- [EXTRACT TO READ]:

Study Guide by Assoc. Prof. Richard Kranzdorf 
Political Science Dept., Univ. of Calif. San Luis Obispo

It's all over.  Or is it?  In 1938 Congress established the Committee on Un-American Activities of the House of  Representatives (HUAC).  In 1969 its name was changed to the House Internal Security Committee, and in 1975 this group was dissolved and its records and authority transferred to the House Judiciary Committee. In 1976, the HUAC's vast files on tens of millions of "subversive' Americans were sealed in the National. Archives, not to be opened to public scrutiny for 50 years.  In April 1977, that other relic of a supposedly bygone era, the Senate Internal Security Committee, was abolished, its responsibilities taken over by the Senate Judiciary Committee.

An historic period had come to an end. Or had it?
Those who answer in the affirmative argue that the demise of these two committees meant that four decades of charges and counter-charges about loyalty and subversion, about witch-hunts and about treachery had been finally been put to rest, that recriminations would slip into history and that there would remain few heroes and villains.  But there are others who contend that the issues raised during the era of political witch-hunts are still alive. Plays, books, articles, films and television dramas concentrating on the committees, or at least on subjects with which they were intimately connected, have begun to pour forth. Battles are being fought anew over the guilt or innocence of the Rosenbergs and Alger Hiss, and over the roles of Harry S. Truman and Dwight David Eisenhower during those troubled years.  Finally, recent events have acquainted a new generation with many of the same issues that bedeviled their parents. Instances of the misuse of power, clashes between the different branches of government, and the battle between individual rights and national security again torment the nation.

Many of these extremely important issues are highlighted by Robert Carl Cohen in his film COMMITTEE ON UN-AMERICAN ACTIVITIES.  The film is certainly timely and its significance today perhaps even greater than when it was produced in 1962.

- [COMPLETE THE FOLLOWING]:
a) According to the study guide, in what year was the House Internal Security Committee dissolved?
b) Do these statements agree with the study guide? Answer yes or no for each and quote the deciding words. (i) The HUAC files were sealed for 50 years. (ii) The Senate Internal Security Committee was abolished in 1975. (iii) The film was produced in 1962.
c) Please resume the study guide on the committee film from the point where it stops.
The lines after this point come from a separate source.

- [SUPPLIED INFORMATION]:
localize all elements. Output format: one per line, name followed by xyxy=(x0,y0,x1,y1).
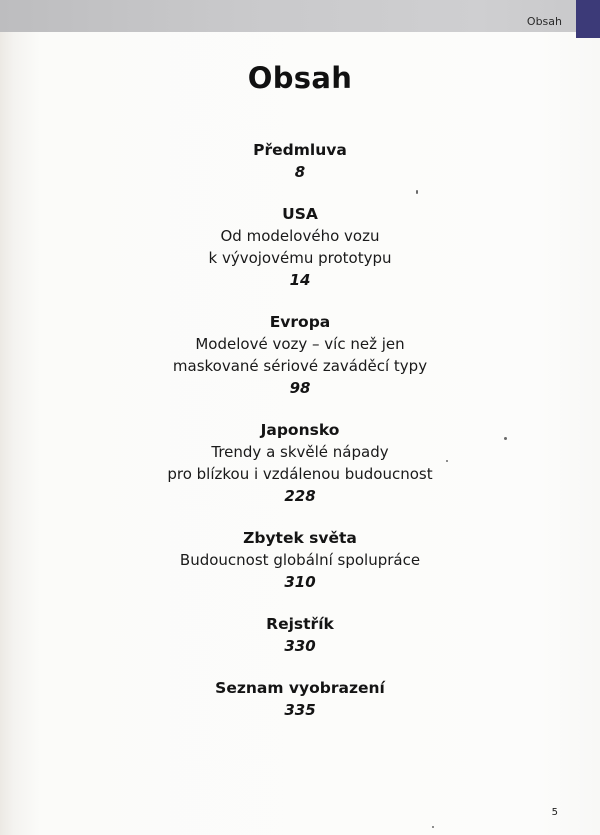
paper-speck xyxy=(446,460,448,462)
toc-entry-subtitle: Modelové vozy – víc než jen xyxy=(195,335,405,353)
table-of-contents xyxy=(0,139,600,741)
toc-entry-subtitle: Od modelového vozu xyxy=(220,227,380,245)
toc-entry-page: 310 xyxy=(284,573,316,591)
toc-entry-title: Zbytek světa xyxy=(243,529,357,547)
toc-entry-usa[interactable] xyxy=(0,203,600,291)
toc-entry-title: Rejstřík xyxy=(266,615,334,633)
running-header: Obsah xyxy=(526,15,562,28)
toc-entry-page: 335 xyxy=(284,701,316,719)
page-title: Obsah xyxy=(247,61,353,95)
toc-entry-subtitle: Budoucnost globální spolupráce xyxy=(179,551,421,569)
toc-entry-evropa[interactable] xyxy=(0,311,600,399)
toc-entry-title: Evropa xyxy=(269,313,331,331)
toc-entry-page: 98 xyxy=(289,379,311,397)
toc-entry-japonsko[interactable] xyxy=(0,419,600,507)
toc-entry-title: Seznam vyobrazení xyxy=(215,679,385,697)
toc-entry-page: 14 xyxy=(289,271,311,289)
toc-entry-page: 8 xyxy=(294,163,306,181)
toc-entry-page: 228 xyxy=(284,487,316,505)
paper-speck xyxy=(432,826,434,828)
paper-speck xyxy=(504,437,507,440)
chapter-tab-marker xyxy=(576,0,600,38)
toc-entry-rejstrik[interactable] xyxy=(0,613,600,657)
toc-entry-seznam-vyobrazeni[interactable] xyxy=(0,677,600,721)
toc-entry-title: Japonsko xyxy=(260,421,340,439)
toc-entry-subtitle: maskované sériové zaváděcí typy xyxy=(172,357,428,375)
toc-entry-subtitle: Trendy a skvělé nápady xyxy=(211,443,389,461)
toc-entry-predmluva[interactable] xyxy=(0,139,600,183)
toc-entry-title: Předmluva xyxy=(253,141,347,159)
paper-speck xyxy=(416,190,418,194)
header-band xyxy=(0,0,600,32)
toc-entry-zbytek-sveta[interactable] xyxy=(0,527,600,593)
toc-entry-subtitle: pro blízkou i vzdálenou budoucnost xyxy=(167,465,433,483)
toc-entry-title: USA xyxy=(282,205,318,223)
page-number: 5 xyxy=(551,807,558,818)
toc-entry-subtitle: k vývojovému prototypu xyxy=(208,249,392,267)
toc-entry-page: 330 xyxy=(284,637,316,655)
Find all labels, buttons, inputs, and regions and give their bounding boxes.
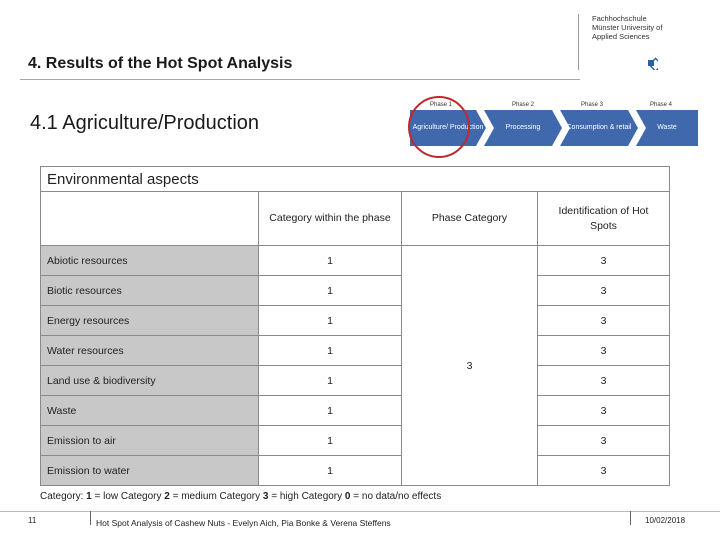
legend-code-2: 2 <box>164 491 170 502</box>
table-row <box>41 366 670 396</box>
table-row <box>41 306 670 336</box>
phase-label-4: Phase 4 <box>649 102 673 108</box>
hotspot-cell: 3 <box>538 336 670 366</box>
hotspot-cell: 3 <box>538 306 670 336</box>
footer-date: 10/02/2018 <box>645 516 686 525</box>
aspect-cell: Abiotic resources <box>41 246 259 276</box>
phase-arrow-2 <box>484 110 562 146</box>
aspect-cell: Energy resources <box>41 306 259 336</box>
logo-line-3: Applied Sciences <box>592 32 650 41</box>
phase-name-3: Consumption & retail <box>566 124 632 131</box>
table-row <box>41 336 670 366</box>
legend-code-0: 0 <box>344 491 351 502</box>
header-empty-cell <box>41 192 259 246</box>
phase-name-4: Waste <box>657 124 677 131</box>
legend-code-1: 1 <box>86 491 92 502</box>
section-title-cell: Environmental aspects <box>41 167 670 192</box>
legend-prefix: Category: <box>40 491 87 502</box>
table-row <box>41 456 670 486</box>
category-legend <box>40 491 441 502</box>
table-row <box>41 426 670 456</box>
header-phase-category: Phase Category <box>402 192 538 246</box>
category-cell: 1 <box>259 396 402 426</box>
logo-line-2: Münster University of <box>592 23 663 32</box>
table-header-row <box>41 192 670 246</box>
phase-name-1: Agriculture/ Production <box>412 124 484 131</box>
category-cell: 1 <box>259 366 402 396</box>
legend-code-3: 3 <box>262 491 269 502</box>
hotspot-cell: 3 <box>538 426 670 456</box>
university-logo <box>592 14 712 41</box>
aspect-cell: Waste <box>41 396 259 426</box>
aspect-cell: Emission to water <box>41 456 259 486</box>
aspect-cell: Water resources <box>41 336 259 366</box>
footer-divider <box>0 511 720 512</box>
university-emblem-icon <box>644 56 658 70</box>
category-cell: 1 <box>259 276 402 306</box>
aspect-cell: Land use & biodiversity <box>41 366 259 396</box>
legend-text-0: = no data/no effects <box>350 491 442 502</box>
header-hotspots: Identification of Hot Spots <box>538 192 670 246</box>
phase-name-2: Processing <box>505 124 541 131</box>
category-cell: 1 <box>259 456 402 486</box>
hotspot-table <box>40 166 670 486</box>
phase-label-2: Phase 2 <box>511 102 535 108</box>
phase-arrow-4 <box>636 110 698 146</box>
category-cell: 1 <box>259 426 402 456</box>
footer-credits: Hot Spot Analysis of Cashew Nuts - Evelyn Aich, Pia Bonke & Verena Steffens <box>96 518 391 528</box>
table-row <box>41 276 670 306</box>
aspect-cell: Biotic resources <box>41 276 259 306</box>
section-subtitle: 4.1 Agriculture/Production <box>30 112 260 134</box>
hotspot-cell: 3 <box>538 246 670 276</box>
table-row <box>41 396 670 426</box>
page-number: 11 <box>28 516 37 525</box>
table-section-row <box>41 167 670 192</box>
table-row <box>41 246 670 276</box>
phase-label-3: Phase 3 <box>580 102 604 108</box>
logo-divider <box>578 14 579 70</box>
category-cell: 1 <box>259 306 402 336</box>
hotspot-cell: 3 <box>538 276 670 306</box>
title-divider <box>20 79 580 80</box>
legend-text-3: = high Category <box>268 491 345 502</box>
footer-tick-left <box>90 511 91 525</box>
legend-text-2: = medium Category <box>169 491 263 502</box>
phase-category-cell: 3 <box>402 246 538 486</box>
phase-highlight-ring <box>408 96 470 158</box>
page-title: 4. Results of the Hot Spot Analysis <box>28 55 293 72</box>
aspect-cell: Emission to air <box>41 426 259 456</box>
hotspot-cell: 3 <box>538 396 670 426</box>
hotspot-cell: 3 <box>538 366 670 396</box>
phase-label-1: Phase 1 <box>429 102 453 108</box>
header-category: Category within the phase <box>259 192 402 246</box>
legend-text-1: = low Category <box>91 491 165 502</box>
logo-line-1: Fachhochschule <box>592 14 647 23</box>
hotspot-cell: 3 <box>538 456 670 486</box>
category-cell: 1 <box>259 246 402 276</box>
category-cell: 1 <box>259 336 402 366</box>
phase-arrow-3 <box>560 110 638 146</box>
footer-tick-right <box>630 511 631 525</box>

- [EXERCISE RESULTS]:
a) 1975

b)
(i) Yes: "not to be opened to public scrutiny for 50 years"
(ii) No: "In April 1977, that other relic of a supposedly bygone era, the Senate Internal Security Committee, was abolished"
(iii) Yes: "when it was produced in 1962"

c)
COMMITTEE ON UN-AMERICAN ACTIVITIES is the first film ever made by a private US citizen which questioned the legitimacy of a US governmental agency.  As its name implied, the Committee's purpose was to investigate those organizations and individuals it deemed "un-American."  The writer-director of the film uses as his focus a modern day "Everyman," an average American who wanted to understand the Committee, its purpose, its function. He watches as events spanning a quarter-century unwind.  He witnesses the beginnings of the Committee under Chairman Martin Dies, the post-World War II sessions under Chairman J. Parnell Thomas, when particular attention was paid to the employment of alleged communists in Hollywood.  He sees the parade of friendly and unfriendly witnesses who appeared before the Committee, of witnesses who refused to cooperate with the Committee and subsequently saw friendships destroyed, jobs lost, freedom exchanged for prison and, in some cases, even suicide.

The film considers the stance of the Truman Administration, which initiated and expanded loyalty and security clearance programs.  First and Fifth Amendment rights are discussed, as is the use of informants.

Greatest attention is paid to the HUAC activities in California and especially the protests against the Committee hearings in San Francisco in 1960. Central to this study is dissection of the HUAC's own film, "OPERATION ABOLITION," the first motion picture made by an agency of government to attack its detractors.

Questions are raised about the HUAC's role in sending people to prison for refusing to answer questions about their beliefs or associations; its indifference or hostility to the integration movement of the early 60s is questioned as well.  At the end we are concerned not only with those who were on center stage but also with those who were in the middle.  We then consider how each of us can come to grips with the currents that swirl around us and, lastly, we reflect upon the danger in not taking a stand.


COMMITTEE ON UN-AMERICAN ACTIVITIES provides a jumping-off place for discussion of various subjects:

1. The suggestion is made that the HUAC was only concerned with certain types of "un-American" activities, while taking scant notice of others.  Was this the case?  If so, why?

2. There were several politicians who became Chairmen of the HUAC and many others who were its members.  What were their backgrounds?  Why were they selected?

3. Congressional Committees are set up as fact-finding bodies to propose remedies for perceived problems.  What legislation was an outgrowth of the HUAC's work?

4. For argument' s sake, let's say some of the people investigated were members of the Communist Party or believed in communist ideals. Should any actions, legal or otherwise, have been taken against them?  Why?

5. Did films of the 1940s and 50s evince pro- or anti-communist sympathies?  Who was responsible for the attempted propagandizing?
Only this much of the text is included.